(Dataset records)
━━━━━━━━

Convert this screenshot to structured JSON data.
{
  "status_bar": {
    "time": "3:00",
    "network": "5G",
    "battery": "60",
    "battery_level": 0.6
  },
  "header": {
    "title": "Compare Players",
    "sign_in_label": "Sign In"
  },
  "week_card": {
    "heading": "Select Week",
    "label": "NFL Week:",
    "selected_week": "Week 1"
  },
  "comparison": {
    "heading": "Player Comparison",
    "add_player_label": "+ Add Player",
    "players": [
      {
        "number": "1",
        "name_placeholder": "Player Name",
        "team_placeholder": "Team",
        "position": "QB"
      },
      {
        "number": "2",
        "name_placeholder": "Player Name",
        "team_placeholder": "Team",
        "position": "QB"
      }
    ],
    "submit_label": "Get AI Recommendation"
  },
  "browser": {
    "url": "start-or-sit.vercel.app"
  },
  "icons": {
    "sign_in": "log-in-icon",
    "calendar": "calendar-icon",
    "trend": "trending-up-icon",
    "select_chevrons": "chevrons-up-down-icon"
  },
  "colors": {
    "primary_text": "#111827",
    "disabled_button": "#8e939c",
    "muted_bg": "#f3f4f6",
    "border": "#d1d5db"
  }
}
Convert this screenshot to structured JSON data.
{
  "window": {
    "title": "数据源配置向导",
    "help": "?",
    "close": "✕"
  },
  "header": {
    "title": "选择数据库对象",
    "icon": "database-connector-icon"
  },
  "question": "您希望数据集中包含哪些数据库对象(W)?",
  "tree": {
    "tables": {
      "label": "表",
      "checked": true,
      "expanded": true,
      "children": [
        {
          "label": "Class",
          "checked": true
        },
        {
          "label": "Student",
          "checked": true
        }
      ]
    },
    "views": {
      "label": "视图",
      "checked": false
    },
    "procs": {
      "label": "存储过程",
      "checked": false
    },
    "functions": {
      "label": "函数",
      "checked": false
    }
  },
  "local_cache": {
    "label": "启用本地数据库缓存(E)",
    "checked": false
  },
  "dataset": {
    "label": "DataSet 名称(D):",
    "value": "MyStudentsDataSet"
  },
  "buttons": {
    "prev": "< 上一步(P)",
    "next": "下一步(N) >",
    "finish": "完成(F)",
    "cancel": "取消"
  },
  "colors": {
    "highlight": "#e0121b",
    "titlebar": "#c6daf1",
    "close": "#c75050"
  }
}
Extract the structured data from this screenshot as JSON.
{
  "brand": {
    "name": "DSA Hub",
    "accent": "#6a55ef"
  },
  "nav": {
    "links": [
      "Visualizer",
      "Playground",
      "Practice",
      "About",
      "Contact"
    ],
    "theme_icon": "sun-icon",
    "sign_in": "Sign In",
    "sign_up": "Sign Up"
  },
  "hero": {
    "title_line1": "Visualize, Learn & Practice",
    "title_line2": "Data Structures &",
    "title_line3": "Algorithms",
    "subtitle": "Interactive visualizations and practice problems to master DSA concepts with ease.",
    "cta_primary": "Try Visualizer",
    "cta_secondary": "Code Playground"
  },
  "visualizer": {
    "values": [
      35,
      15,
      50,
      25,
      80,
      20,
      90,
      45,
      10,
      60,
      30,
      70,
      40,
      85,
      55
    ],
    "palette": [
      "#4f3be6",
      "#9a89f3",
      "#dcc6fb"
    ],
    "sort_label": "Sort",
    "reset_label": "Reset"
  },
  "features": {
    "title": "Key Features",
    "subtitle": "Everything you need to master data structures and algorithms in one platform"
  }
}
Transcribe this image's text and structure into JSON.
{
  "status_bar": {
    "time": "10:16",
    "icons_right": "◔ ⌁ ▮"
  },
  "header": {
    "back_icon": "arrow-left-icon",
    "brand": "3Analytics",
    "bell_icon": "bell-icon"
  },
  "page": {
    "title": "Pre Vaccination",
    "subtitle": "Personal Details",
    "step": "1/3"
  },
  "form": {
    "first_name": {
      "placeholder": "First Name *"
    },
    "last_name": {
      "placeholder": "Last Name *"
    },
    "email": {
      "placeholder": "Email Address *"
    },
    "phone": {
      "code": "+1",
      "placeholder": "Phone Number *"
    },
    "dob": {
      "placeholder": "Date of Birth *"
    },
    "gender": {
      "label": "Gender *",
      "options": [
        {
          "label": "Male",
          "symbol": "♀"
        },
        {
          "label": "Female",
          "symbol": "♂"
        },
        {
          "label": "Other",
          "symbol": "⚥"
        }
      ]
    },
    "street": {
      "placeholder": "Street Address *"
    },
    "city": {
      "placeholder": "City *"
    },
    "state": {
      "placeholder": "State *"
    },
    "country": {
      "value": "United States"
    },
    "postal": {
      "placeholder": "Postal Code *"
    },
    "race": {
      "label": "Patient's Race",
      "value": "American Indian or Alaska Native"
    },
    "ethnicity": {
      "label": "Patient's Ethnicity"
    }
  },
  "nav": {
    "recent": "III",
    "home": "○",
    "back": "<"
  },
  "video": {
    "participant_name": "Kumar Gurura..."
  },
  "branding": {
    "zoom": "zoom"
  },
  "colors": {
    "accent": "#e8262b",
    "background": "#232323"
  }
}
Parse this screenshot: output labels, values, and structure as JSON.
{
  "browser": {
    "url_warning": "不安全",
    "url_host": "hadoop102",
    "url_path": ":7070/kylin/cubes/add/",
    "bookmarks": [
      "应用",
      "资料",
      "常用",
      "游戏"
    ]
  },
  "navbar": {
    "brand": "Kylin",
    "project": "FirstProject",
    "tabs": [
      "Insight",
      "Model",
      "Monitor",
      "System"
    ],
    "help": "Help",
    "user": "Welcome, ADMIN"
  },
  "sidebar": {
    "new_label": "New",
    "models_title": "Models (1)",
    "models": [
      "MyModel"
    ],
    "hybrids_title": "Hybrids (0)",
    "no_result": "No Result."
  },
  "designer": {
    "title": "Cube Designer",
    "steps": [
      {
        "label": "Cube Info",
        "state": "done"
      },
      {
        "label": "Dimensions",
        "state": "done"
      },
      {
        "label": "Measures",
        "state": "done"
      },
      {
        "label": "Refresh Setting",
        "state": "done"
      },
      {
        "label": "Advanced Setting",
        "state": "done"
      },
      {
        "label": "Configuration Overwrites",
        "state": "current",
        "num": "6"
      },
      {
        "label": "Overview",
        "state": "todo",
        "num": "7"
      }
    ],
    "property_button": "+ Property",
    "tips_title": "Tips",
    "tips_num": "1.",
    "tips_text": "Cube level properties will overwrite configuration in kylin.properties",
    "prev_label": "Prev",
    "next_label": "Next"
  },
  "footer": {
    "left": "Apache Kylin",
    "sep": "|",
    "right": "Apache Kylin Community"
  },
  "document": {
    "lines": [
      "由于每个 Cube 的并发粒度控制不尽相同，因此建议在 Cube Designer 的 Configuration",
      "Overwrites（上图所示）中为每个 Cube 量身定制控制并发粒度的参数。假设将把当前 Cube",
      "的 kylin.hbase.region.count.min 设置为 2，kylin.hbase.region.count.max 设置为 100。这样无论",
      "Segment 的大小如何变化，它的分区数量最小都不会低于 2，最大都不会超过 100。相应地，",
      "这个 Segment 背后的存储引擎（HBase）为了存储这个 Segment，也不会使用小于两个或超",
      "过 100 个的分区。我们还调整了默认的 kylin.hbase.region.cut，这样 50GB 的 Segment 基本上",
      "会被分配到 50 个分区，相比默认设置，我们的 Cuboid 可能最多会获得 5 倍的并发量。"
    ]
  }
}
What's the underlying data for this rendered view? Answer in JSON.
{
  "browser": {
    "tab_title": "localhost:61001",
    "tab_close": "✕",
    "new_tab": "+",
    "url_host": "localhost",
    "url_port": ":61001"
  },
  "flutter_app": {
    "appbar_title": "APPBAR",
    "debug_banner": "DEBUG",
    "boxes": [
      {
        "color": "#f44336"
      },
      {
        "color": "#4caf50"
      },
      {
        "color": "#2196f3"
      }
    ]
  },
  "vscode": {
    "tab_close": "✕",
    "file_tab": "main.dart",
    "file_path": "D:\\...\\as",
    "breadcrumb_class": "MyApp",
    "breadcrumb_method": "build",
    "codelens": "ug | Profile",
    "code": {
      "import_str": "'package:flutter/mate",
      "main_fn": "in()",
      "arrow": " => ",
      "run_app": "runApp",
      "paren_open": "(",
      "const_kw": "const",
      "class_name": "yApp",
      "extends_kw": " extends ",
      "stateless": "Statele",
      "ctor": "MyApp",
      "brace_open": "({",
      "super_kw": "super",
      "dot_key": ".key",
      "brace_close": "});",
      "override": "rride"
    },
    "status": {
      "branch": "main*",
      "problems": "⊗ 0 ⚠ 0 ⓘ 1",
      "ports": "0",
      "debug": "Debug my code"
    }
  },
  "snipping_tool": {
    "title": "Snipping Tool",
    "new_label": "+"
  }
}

━━━━━━━━

• Written request: Look through the data above. Copy every line with the string "Segment" in it.

• The solution:
      "Segment 的大小如何变化，它的分区数量最小都不会低于 2，最大都不会超过 100。相应地，",
      "这个 Segment 背后的存储引擎（HBase）为了存储这个 Segment，也不会使用小于两个或超",
      "过 100 个的分区。我们还调整了默认的 kylin.hbase.region.cut，这样 50GB 的 Segment 基本上",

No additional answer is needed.